Given task | Within the material below, find each line bearing the word "Item" and present it.

[Dataset entries on figures]
***
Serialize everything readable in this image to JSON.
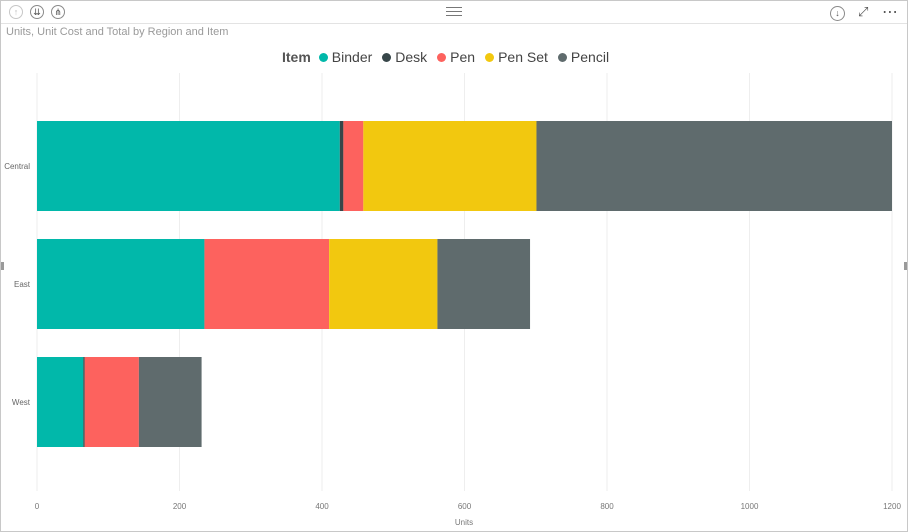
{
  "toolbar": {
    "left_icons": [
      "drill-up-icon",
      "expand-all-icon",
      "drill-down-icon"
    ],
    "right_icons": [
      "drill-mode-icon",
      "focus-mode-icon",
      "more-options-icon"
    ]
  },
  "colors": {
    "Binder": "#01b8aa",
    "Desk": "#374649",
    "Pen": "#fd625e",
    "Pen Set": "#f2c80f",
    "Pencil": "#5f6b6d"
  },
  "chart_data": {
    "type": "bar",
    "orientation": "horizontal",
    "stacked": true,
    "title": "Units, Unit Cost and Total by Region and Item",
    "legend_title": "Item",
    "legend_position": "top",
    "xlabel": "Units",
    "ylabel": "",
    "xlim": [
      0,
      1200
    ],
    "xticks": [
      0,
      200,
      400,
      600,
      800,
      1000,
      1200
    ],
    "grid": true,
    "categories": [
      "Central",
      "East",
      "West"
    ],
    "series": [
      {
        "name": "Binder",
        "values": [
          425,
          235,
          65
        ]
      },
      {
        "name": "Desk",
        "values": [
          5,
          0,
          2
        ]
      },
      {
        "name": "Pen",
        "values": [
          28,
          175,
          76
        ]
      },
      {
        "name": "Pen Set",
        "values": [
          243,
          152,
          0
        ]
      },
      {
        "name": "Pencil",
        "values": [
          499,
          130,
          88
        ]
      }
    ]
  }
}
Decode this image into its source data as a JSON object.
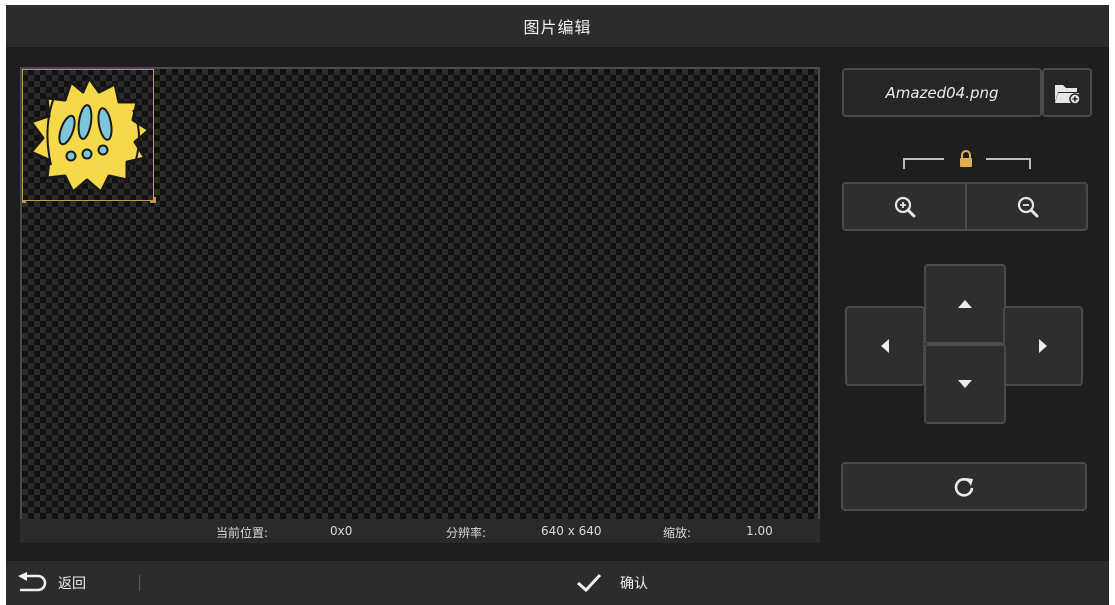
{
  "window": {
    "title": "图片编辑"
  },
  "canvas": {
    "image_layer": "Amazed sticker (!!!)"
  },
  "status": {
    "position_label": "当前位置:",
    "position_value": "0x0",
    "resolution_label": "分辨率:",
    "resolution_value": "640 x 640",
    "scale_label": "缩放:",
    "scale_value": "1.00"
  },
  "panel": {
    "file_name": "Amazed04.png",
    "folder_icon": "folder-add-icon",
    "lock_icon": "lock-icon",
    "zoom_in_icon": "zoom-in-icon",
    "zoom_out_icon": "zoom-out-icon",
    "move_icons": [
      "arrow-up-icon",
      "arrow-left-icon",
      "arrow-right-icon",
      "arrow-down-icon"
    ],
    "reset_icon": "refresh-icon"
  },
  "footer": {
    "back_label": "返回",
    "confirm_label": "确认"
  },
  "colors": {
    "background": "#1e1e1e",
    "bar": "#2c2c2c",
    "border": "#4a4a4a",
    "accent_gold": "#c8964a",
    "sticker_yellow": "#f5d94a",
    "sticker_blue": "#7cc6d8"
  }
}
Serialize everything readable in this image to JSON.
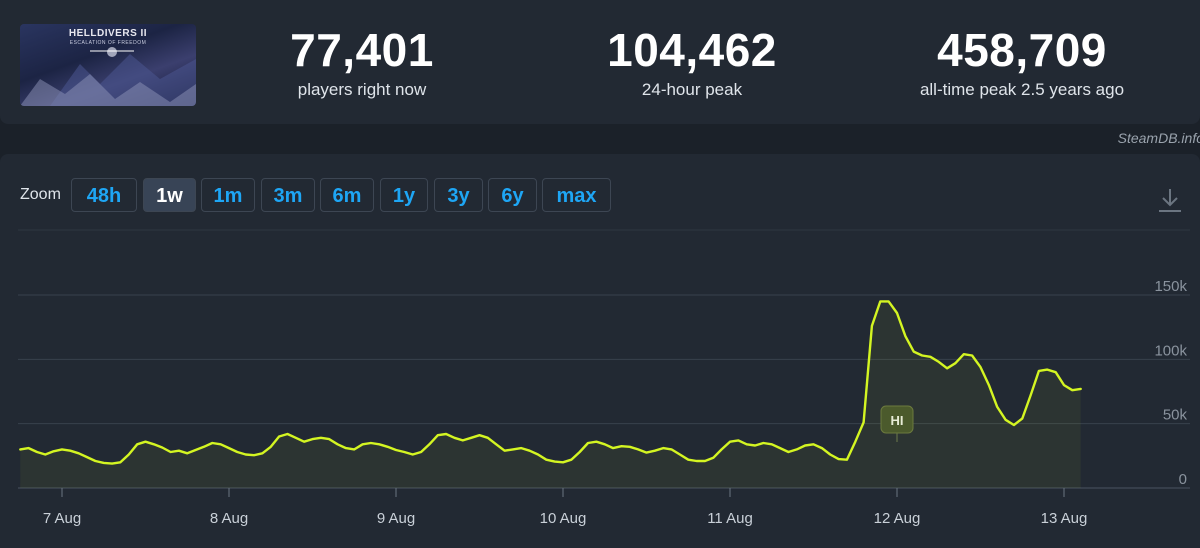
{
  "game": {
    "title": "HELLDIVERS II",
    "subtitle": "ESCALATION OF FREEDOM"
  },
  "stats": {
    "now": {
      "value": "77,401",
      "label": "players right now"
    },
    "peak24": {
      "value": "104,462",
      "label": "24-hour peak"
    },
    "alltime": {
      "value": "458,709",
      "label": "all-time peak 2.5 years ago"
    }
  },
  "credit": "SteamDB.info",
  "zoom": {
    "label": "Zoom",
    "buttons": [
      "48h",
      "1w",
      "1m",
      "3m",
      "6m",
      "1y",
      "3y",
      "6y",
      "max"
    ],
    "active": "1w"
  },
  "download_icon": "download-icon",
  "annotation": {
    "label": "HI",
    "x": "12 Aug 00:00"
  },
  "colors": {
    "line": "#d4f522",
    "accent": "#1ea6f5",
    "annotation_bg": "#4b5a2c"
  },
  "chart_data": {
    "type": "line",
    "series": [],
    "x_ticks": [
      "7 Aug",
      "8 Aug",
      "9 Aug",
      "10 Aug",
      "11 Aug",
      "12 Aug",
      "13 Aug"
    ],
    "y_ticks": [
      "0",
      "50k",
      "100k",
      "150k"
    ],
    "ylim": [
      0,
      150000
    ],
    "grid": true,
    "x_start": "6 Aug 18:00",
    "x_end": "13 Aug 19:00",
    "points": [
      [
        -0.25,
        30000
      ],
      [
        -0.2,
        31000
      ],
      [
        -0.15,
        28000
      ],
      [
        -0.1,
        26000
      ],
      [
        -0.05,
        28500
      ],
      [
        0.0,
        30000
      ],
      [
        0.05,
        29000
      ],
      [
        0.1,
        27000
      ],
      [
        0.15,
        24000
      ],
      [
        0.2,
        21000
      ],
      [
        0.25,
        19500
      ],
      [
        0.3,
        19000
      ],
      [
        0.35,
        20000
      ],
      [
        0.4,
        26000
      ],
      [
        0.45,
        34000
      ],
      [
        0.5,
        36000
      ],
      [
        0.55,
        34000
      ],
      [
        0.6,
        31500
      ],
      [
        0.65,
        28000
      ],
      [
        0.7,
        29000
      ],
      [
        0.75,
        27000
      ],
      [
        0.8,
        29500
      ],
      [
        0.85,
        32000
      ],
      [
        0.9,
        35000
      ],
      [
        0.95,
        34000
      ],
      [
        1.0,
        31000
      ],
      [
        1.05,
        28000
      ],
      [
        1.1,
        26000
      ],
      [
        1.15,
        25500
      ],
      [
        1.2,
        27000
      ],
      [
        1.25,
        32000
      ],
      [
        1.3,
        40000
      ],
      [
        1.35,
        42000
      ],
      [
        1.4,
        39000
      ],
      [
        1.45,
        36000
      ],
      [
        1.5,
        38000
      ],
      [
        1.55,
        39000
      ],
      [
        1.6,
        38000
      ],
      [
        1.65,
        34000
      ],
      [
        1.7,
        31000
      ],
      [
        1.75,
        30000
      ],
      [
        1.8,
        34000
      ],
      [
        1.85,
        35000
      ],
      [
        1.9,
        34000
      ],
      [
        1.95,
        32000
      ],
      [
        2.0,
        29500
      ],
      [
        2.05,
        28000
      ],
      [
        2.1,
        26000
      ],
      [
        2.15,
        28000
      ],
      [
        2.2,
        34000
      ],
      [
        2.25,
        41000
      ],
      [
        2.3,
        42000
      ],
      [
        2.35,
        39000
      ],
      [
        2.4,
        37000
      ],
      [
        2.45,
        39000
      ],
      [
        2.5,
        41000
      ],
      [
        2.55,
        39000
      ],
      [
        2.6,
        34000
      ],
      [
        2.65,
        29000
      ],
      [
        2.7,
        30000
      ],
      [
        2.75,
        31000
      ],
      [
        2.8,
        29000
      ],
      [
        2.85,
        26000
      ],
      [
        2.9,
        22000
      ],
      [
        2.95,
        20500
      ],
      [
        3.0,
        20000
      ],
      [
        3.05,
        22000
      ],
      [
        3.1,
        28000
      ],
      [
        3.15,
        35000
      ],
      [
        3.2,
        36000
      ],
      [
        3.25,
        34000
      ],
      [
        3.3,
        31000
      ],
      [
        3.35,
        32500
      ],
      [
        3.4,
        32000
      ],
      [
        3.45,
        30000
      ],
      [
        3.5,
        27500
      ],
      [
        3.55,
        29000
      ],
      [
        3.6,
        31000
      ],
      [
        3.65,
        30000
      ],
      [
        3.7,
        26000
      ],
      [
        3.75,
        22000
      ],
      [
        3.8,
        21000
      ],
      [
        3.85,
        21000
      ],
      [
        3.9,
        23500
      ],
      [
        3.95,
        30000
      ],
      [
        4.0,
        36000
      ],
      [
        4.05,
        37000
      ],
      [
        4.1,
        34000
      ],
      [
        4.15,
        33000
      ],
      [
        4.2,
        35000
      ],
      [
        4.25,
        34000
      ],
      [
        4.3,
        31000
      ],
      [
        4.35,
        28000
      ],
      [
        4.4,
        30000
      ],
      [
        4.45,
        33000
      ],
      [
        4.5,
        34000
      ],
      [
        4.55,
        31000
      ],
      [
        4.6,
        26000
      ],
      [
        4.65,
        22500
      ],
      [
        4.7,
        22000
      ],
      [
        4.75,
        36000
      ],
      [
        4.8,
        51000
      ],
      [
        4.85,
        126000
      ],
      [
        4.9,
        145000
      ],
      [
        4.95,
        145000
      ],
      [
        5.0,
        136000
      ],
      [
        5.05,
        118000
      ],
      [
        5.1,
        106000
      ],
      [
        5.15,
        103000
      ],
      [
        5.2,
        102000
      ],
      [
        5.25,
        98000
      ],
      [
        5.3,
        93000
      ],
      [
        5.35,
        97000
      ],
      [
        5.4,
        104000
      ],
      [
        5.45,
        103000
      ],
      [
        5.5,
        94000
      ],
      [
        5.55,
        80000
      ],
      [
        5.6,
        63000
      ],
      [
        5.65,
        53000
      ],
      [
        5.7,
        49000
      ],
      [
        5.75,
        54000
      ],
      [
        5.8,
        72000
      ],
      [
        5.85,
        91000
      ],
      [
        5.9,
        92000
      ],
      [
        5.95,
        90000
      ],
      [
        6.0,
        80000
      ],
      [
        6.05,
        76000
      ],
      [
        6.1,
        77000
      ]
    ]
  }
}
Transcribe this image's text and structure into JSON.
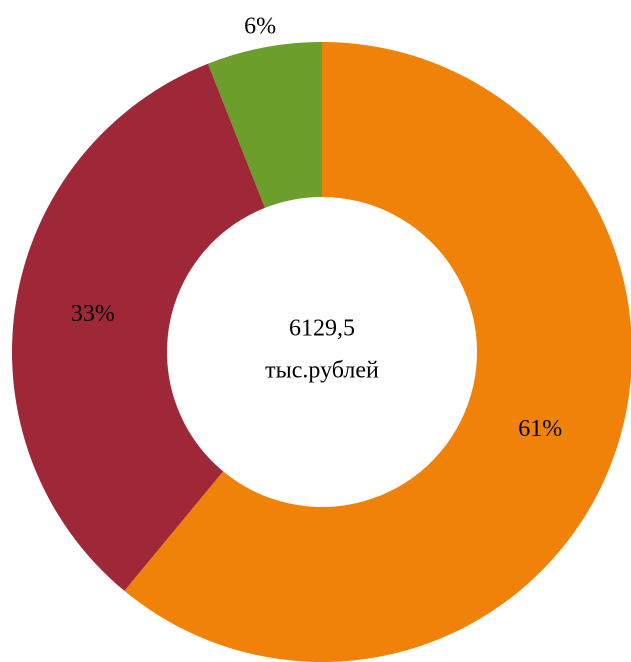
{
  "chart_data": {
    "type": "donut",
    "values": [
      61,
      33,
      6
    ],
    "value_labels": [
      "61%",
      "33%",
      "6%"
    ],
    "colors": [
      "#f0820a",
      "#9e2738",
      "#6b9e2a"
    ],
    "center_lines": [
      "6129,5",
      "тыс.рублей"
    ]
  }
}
***
Reply to the exercise |
    "title": "Units, Unit Cost and Total by Region and Item",
    "legend_title": "Item",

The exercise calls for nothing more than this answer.